DIRECTION: Using the records below, please work out how many lines contain "Miss"; answer with the number alone.

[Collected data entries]
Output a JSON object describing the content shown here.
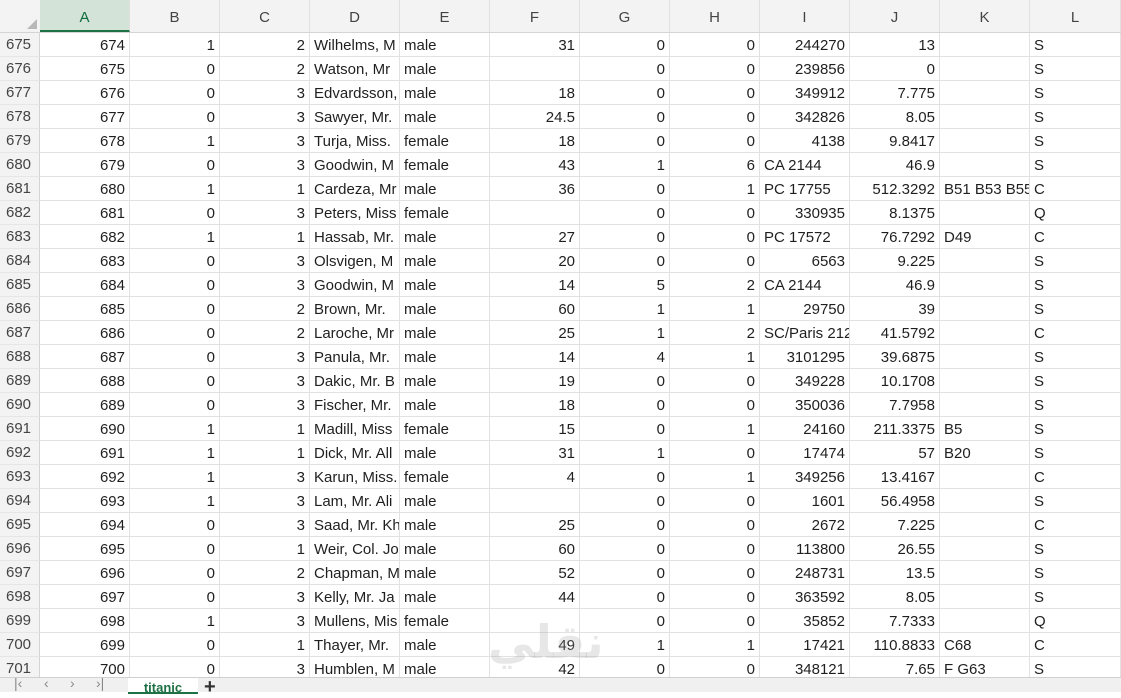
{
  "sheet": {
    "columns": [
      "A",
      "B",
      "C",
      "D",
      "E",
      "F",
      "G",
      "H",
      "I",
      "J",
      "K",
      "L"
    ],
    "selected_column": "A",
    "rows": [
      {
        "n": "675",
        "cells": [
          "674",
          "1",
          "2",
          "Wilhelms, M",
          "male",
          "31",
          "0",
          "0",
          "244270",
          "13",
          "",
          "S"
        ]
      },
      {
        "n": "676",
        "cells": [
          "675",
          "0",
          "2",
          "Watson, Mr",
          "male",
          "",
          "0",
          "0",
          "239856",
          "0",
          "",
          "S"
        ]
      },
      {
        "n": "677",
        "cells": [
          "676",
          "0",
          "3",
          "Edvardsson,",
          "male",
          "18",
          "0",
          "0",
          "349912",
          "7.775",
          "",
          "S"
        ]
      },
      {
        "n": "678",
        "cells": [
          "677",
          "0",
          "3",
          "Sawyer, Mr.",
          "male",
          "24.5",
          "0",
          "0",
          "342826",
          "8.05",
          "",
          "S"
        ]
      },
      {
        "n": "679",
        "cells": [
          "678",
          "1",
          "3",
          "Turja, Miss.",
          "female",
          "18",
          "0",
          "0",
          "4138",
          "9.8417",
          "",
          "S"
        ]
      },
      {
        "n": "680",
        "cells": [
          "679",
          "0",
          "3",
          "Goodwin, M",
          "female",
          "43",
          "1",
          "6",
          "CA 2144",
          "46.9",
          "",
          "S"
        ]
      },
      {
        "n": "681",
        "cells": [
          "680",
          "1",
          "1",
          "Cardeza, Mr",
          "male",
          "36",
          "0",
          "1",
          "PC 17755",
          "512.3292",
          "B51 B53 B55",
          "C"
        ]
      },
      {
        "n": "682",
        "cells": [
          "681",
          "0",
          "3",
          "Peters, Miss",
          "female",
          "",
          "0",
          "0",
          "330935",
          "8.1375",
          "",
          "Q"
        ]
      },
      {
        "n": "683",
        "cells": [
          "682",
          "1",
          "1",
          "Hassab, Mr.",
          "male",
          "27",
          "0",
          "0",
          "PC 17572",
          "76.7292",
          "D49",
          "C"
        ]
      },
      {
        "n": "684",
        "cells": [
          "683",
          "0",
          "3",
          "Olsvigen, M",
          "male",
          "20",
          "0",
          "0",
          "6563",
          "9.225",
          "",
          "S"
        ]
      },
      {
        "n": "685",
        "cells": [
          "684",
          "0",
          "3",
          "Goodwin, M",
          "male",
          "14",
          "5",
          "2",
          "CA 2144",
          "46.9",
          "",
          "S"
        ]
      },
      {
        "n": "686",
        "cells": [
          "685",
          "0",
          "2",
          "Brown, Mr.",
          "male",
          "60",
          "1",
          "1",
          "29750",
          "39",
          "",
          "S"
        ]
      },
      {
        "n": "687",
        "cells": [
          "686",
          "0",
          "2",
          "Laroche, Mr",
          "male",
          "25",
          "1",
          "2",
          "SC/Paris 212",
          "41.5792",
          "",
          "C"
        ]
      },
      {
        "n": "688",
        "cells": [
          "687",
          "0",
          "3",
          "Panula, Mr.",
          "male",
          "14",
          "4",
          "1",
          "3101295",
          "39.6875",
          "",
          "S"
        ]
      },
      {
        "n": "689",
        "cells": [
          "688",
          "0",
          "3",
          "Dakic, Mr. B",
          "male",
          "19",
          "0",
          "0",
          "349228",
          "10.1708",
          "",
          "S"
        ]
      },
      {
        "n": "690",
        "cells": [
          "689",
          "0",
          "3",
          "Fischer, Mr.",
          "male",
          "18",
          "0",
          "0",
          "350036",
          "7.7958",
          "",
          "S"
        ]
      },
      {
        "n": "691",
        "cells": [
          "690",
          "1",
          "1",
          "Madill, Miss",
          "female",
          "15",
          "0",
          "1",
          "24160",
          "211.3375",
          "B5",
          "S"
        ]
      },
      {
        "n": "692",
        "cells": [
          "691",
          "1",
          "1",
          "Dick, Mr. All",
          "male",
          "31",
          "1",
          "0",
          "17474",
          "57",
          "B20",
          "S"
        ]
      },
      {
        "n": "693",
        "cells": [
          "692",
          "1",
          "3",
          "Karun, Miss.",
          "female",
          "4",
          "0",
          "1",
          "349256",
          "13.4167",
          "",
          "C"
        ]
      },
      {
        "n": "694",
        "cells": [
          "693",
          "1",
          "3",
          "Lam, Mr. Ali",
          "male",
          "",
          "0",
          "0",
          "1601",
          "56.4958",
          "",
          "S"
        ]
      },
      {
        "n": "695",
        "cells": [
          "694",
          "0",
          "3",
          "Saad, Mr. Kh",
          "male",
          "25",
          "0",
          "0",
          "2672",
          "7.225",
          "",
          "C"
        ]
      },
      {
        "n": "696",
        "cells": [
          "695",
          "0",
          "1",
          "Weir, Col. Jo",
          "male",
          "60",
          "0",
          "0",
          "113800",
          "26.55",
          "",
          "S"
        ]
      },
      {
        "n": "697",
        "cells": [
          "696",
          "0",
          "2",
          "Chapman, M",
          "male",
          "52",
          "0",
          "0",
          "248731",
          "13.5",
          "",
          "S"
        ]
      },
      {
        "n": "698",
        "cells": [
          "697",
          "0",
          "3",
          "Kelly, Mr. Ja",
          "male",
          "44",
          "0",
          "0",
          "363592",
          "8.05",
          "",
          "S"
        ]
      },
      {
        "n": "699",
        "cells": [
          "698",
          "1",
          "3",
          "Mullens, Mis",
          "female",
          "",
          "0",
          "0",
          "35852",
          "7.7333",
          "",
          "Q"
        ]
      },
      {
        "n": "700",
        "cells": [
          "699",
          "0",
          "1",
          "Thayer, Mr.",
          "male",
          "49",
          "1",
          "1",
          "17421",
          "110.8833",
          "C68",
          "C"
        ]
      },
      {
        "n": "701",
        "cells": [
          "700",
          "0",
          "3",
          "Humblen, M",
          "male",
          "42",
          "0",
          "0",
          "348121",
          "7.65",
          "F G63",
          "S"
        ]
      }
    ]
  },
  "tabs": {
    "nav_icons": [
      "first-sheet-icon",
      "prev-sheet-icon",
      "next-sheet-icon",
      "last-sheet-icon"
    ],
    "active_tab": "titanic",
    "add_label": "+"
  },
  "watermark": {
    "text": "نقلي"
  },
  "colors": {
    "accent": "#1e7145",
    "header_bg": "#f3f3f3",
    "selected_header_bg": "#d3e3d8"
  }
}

SOLUTION TO THIS EXERCISE: 4